Segment Start: Text excerpt

In the past, would have just moved it aside and laughed.

Again... it's lousy.

million pieces posted 9/22/2013 20:56 PM

To me a "trigger" is when something that to anyone else is innocent, makes you have a reaction.

The only trigger I've had in the past year has been when my SO was trying to last minute plan a get together for the Super Bowl. He was constantly checking his phone for an email from a friend. He really is not someone who is tied to their phone, but my ex sure was, especially during the 3 weeks of false R. And guess who he was texting....

damncutekitty posted 9/22/2013 22:25 PM

To me a trigger is something that sets off my PTSD.

There are things. Songs, movies, smells- even words- that might bring back a memory I'd rather not think about. But for me that is just a bad memory, and not a trigger. A trigger for me is something that causes major anxiety/panic attack type symptoms. Severe agitation, racing heart, tears, feelings of panic or fear.

My last trigger took me three hours and half a pack of cigarettes to calm me down. (I quit smoking, it usually takes something BAD, like a death, to make me smoke that much)

unarmbears posted 9/22/2013 23:38 PM

A trigger for me puts the past right into the present and the feelings are all the same as when the event triggered actually happened.

I rarely trigger about things surrounding why I sought SI in the first place. Now the memories are just memories. They no longer overwhelm me.

I did confront and intentionally "relive" my triggers as a way of making them weaker and weaker. That helped a lot. It's also been a lot of years since the infidelity, which is helpful too! Heck, I can even enjoy Bonnie Raitt again. Same with Sheryl Crow. Yay!

Segment End: Text excerpt

Assigned task: Rewrite the forum thread on triggers starting at "There are things." and ending at "triggered actually happened.", with "cigarettes" replaced by "cigars".

Segment Start: Provided information

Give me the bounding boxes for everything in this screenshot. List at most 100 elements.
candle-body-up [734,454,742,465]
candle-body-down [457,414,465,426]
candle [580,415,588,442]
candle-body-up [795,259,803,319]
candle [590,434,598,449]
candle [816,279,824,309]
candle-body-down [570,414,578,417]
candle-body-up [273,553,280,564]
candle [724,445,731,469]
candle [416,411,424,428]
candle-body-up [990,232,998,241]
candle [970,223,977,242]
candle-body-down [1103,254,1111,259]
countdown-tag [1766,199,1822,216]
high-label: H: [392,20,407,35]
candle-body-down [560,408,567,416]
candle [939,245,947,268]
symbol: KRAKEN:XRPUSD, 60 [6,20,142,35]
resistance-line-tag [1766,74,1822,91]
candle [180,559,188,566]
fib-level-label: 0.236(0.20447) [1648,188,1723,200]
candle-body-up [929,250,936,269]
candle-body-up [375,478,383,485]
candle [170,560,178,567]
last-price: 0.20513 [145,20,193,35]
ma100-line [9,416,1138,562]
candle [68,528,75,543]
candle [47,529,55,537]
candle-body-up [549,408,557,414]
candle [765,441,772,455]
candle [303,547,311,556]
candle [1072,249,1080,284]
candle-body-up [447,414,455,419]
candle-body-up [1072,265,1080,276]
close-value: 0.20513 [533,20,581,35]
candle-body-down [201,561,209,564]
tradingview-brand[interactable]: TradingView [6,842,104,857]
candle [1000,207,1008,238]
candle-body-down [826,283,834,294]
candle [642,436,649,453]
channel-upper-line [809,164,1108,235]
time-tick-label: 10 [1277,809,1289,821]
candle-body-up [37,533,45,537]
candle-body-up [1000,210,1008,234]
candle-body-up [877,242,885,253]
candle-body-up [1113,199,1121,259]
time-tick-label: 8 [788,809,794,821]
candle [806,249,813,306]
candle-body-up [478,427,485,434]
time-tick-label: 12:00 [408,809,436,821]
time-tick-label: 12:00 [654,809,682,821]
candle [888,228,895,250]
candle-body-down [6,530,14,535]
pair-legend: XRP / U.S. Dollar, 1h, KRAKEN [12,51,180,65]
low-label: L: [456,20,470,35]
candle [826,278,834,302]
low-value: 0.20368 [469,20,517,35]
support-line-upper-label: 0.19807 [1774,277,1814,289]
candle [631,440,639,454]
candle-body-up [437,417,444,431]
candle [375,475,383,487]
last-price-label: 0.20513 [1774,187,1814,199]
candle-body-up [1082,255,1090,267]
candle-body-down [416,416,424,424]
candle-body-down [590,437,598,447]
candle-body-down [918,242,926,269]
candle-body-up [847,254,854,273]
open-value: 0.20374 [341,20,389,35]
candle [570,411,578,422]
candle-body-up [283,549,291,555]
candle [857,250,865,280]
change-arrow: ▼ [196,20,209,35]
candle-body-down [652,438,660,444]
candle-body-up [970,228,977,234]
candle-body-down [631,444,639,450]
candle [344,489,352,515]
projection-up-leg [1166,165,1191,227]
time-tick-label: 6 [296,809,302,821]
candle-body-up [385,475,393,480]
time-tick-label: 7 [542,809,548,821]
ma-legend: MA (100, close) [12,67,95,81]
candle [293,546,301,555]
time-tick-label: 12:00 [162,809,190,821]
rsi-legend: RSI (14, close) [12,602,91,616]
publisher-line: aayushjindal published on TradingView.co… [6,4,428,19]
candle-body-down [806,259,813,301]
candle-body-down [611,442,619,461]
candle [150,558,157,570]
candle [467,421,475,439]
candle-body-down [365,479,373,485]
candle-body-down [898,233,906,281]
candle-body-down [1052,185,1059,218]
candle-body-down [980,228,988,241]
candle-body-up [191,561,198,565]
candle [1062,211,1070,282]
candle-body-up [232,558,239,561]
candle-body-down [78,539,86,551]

Segment End: Provided information

Task output:
There are things. Songs, movies, smells- even words- that might bring back a memory I'd rather not think about. But for me that is just a bad memory, and not a trigger. A trigger for me is something that causes major anxiety/panic attack type symptoms. Severe agitation, racing heart, tears, feelings of panic or fear.

My last trigger took me three hours and half a pack of cigars to calm me down. (I quit smoking, it usually takes something BAD, like a death, to make me smoke that much)

unarmbears posted 9/22/2013 23:38 PM

A trigger for me puts the past right into the present and the feelings are all the same as when the event triggered actually happened.